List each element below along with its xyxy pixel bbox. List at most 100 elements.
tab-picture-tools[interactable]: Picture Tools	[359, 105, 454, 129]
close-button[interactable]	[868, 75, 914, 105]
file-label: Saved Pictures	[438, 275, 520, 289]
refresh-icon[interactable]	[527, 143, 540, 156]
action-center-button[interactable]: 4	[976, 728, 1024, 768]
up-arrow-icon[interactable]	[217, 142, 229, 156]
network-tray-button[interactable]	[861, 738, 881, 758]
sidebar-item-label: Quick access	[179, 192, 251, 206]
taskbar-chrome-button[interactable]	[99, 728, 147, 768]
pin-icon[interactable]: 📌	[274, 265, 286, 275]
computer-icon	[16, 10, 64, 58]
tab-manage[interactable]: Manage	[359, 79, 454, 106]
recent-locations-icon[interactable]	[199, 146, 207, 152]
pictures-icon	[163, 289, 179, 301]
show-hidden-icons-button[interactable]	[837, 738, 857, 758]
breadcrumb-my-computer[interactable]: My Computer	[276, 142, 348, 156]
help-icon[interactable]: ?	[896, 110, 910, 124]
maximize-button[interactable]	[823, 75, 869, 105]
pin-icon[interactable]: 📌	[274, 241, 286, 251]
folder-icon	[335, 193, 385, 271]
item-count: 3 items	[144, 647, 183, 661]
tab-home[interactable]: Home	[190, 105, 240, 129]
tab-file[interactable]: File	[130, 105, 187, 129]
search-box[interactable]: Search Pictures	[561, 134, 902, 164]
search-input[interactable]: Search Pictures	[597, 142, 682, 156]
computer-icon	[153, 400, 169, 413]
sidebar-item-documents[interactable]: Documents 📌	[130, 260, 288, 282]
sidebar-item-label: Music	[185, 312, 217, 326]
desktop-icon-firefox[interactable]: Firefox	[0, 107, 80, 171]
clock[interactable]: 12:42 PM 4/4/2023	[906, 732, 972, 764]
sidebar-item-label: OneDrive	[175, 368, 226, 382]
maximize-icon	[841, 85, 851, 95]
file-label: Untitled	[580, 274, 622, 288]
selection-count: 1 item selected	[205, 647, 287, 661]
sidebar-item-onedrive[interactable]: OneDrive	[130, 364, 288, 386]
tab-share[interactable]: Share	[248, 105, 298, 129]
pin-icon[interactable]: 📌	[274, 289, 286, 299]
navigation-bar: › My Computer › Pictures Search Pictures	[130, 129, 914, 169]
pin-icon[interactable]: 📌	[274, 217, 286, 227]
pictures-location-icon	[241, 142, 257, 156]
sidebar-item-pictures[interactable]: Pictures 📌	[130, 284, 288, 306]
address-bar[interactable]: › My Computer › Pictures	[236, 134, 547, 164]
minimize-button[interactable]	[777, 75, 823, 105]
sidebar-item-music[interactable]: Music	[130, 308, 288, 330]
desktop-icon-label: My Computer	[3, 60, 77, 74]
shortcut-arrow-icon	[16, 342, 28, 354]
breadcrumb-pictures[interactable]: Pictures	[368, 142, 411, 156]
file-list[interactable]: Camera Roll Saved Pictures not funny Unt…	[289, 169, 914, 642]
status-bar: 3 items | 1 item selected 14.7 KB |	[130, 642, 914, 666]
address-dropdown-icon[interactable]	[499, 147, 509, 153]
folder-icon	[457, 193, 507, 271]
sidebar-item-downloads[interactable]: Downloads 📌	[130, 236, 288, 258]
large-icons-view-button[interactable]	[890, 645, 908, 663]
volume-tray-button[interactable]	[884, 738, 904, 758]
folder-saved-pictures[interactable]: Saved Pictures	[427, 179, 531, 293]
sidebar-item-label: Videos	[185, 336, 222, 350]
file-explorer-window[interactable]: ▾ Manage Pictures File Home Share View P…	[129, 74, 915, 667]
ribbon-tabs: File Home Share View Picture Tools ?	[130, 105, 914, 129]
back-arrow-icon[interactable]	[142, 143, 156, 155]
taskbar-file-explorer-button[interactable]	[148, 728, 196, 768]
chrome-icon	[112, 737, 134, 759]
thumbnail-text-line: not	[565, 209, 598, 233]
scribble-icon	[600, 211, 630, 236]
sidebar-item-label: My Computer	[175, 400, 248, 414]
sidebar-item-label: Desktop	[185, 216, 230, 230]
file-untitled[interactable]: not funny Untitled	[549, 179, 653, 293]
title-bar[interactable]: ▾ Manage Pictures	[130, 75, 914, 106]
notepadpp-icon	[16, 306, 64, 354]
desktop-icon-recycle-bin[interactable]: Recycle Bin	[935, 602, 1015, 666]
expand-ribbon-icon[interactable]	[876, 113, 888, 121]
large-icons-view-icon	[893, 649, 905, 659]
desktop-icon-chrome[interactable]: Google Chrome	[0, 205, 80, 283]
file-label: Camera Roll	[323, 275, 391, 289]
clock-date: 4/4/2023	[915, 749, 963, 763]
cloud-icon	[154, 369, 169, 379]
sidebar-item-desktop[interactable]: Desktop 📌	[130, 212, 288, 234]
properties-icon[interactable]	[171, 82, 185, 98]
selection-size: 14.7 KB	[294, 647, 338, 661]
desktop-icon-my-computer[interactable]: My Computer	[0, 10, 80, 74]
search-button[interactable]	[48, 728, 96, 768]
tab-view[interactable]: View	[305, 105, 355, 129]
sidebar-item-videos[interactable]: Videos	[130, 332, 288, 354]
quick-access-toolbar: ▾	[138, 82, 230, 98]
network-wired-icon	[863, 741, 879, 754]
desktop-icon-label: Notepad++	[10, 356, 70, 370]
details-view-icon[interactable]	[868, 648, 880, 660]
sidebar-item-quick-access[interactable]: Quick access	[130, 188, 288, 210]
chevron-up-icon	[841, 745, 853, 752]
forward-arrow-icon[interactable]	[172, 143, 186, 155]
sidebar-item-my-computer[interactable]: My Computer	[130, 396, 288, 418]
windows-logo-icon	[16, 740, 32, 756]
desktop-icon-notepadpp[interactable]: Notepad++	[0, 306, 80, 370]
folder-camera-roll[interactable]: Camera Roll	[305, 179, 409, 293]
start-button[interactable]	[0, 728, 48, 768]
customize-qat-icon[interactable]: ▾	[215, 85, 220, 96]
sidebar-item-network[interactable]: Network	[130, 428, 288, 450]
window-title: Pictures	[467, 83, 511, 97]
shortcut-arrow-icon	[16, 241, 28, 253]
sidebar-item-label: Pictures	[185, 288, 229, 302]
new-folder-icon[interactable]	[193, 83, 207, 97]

TASK DIRECTIONS: Quote every line of the material above verbatim, in the same order.

FULL OUTPUT:
List each element below along with its xyxy pixel bbox. List at most 100 elements.
tab-picture-tools[interactable]: Picture Tools	[359, 105, 454, 129]
close-button[interactable]	[868, 75, 914, 105]
file-label: Saved Pictures	[438, 275, 520, 289]
refresh-icon[interactable]	[527, 143, 540, 156]
action-center-button[interactable]: 4	[976, 728, 1024, 768]
up-arrow-icon[interactable]	[217, 142, 229, 156]
network-tray-button[interactable]	[861, 738, 881, 758]
sidebar-item-label: Quick access	[179, 192, 251, 206]
taskbar-chrome-button[interactable]	[99, 728, 147, 768]
pin-icon[interactable]: 📌	[274, 265, 286, 275]
computer-icon	[16, 10, 64, 58]
tab-manage[interactable]: Manage	[359, 79, 454, 106]
recent-locations-icon[interactable]	[199, 146, 207, 152]
pictures-icon	[163, 289, 179, 301]
show-hidden-icons-button[interactable]	[837, 738, 857, 758]
breadcrumb-my-computer[interactable]: My Computer	[276, 142, 348, 156]
help-icon[interactable]: ?	[896, 110, 910, 124]
maximize-button[interactable]	[823, 75, 869, 105]
pin-icon[interactable]: 📌	[274, 241, 286, 251]
folder-icon	[335, 193, 385, 271]
item-count: 3 items	[144, 647, 183, 661]
tab-home[interactable]: Home	[190, 105, 240, 129]
tab-file[interactable]: File	[130, 105, 187, 129]
search-box[interactable]: Search Pictures	[561, 134, 902, 164]
search-input[interactable]: Search Pictures	[597, 142, 682, 156]
computer-icon	[153, 400, 169, 413]
sidebar-item-documents[interactable]: Documents 📌	[130, 260, 288, 282]
sidebar-item-label: Music	[185, 312, 217, 326]
desktop-icon-firefox[interactable]: Firefox	[0, 107, 80, 171]
clock[interactable]: 12:42 PM 4/4/2023	[906, 732, 972, 764]
sidebar-item-label: OneDrive	[175, 368, 226, 382]
maximize-icon	[841, 85, 851, 95]
file-label: Untitled	[580, 274, 622, 288]
selection-count: 1 item selected	[205, 647, 287, 661]
sidebar-item-onedrive[interactable]: OneDrive	[130, 364, 288, 386]
tab-share[interactable]: Share	[248, 105, 298, 129]
pin-icon[interactable]: 📌	[274, 289, 286, 299]
navigation-bar: › My Computer › Pictures Search Pictures	[130, 129, 914, 169]
pin-icon[interactable]: 📌	[274, 217, 286, 227]
pictures-location-icon	[241, 142, 257, 156]
sidebar-item-pictures[interactable]: Pictures 📌	[130, 284, 288, 306]
address-bar[interactable]: › My Computer › Pictures	[236, 134, 547, 164]
minimize-button[interactable]	[777, 75, 823, 105]
sidebar-item-music[interactable]: Music	[130, 308, 288, 330]
desktop-icon-label: My Computer	[3, 60, 77, 74]
shortcut-arrow-icon	[16, 342, 28, 354]
breadcrumb-pictures[interactable]: Pictures	[368, 142, 411, 156]
file-list[interactable]: Camera Roll Saved Pictures not funny Unt…	[289, 169, 914, 642]
status-bar: 3 items | 1 item selected 14.7 KB |	[130, 642, 914, 666]
address-dropdown-icon[interactable]	[499, 147, 509, 153]
folder-icon	[457, 193, 507, 271]
sidebar-item-downloads[interactable]: Downloads 📌	[130, 236, 288, 258]
large-icons-view-button[interactable]	[890, 645, 908, 663]
volume-tray-button[interactable]	[884, 738, 904, 758]
folder-saved-pictures[interactable]: Saved Pictures	[427, 179, 531, 293]
sidebar-item-label: Videos	[185, 336, 222, 350]
file-explorer-window[interactable]: ▾ Manage Pictures File Home Share View P…	[129, 74, 915, 667]
ribbon-tabs: File Home Share View Picture Tools ?	[130, 105, 914, 129]
back-arrow-icon[interactable]	[142, 143, 156, 155]
taskbar-file-explorer-button[interactable]	[148, 728, 196, 768]
chrome-icon	[112, 737, 134, 759]
thumbnail-text-line: not	[565, 209, 598, 233]
scribble-icon	[600, 211, 630, 236]
sidebar-item-label: My Computer	[175, 400, 248, 414]
sidebar-item-label: Desktop	[185, 216, 230, 230]
file-untitled[interactable]: not funny Untitled	[549, 179, 653, 293]
title-bar[interactable]: ▾ Manage Pictures	[130, 75, 914, 106]
notepadpp-icon	[16, 306, 64, 354]
desktop-icon-recycle-bin[interactable]: Recycle Bin	[935, 602, 1015, 666]
expand-ribbon-icon[interactable]	[876, 113, 888, 121]
large-icons-view-icon	[893, 649, 905, 659]
desktop-icon-chrome[interactable]: Google Chrome	[0, 205, 80, 283]
file-label: Camera Roll	[323, 275, 391, 289]
clock-date: 4/4/2023	[915, 749, 963, 763]
cloud-icon	[154, 369, 169, 379]
sidebar-item-desktop[interactable]: Desktop 📌	[130, 212, 288, 234]
properties-icon[interactable]	[171, 82, 185, 98]
selection-size: 14.7 KB	[294, 647, 338, 661]
desktop-icon-my-computer[interactable]: My Computer	[0, 10, 80, 74]
search-button[interactable]	[48, 728, 96, 768]
tab-view[interactable]: View	[305, 105, 355, 129]
sidebar-item-videos[interactable]: Videos	[130, 332, 288, 354]
quick-access-toolbar: ▾	[138, 82, 230, 98]
network-wired-icon	[863, 741, 879, 754]
desktop-icon-label: Notepad++	[10, 356, 70, 370]
details-view-icon[interactable]	[868, 648, 880, 660]
sidebar-item-quick-access[interactable]: Quick access	[130, 188, 288, 210]
chevron-up-icon	[841, 745, 853, 752]
forward-arrow-icon[interactable]	[172, 143, 186, 155]
sidebar-item-my-computer[interactable]: My Computer	[130, 396, 288, 418]
windows-logo-icon	[16, 740, 32, 756]
desktop-icon-notepadpp[interactable]: Notepad++	[0, 306, 80, 370]
folder-camera-roll[interactable]: Camera Roll	[305, 179, 409, 293]
start-button[interactable]	[0, 728, 48, 768]
customize-qat-icon[interactable]: ▾	[215, 85, 220, 96]
sidebar-item-network[interactable]: Network	[130, 428, 288, 450]
window-title: Pictures	[467, 83, 511, 97]
shortcut-arrow-icon	[16, 241, 28, 253]
sidebar-item-label: Pictures	[185, 288, 229, 302]
new-folder-icon[interactable]	[193, 83, 207, 97]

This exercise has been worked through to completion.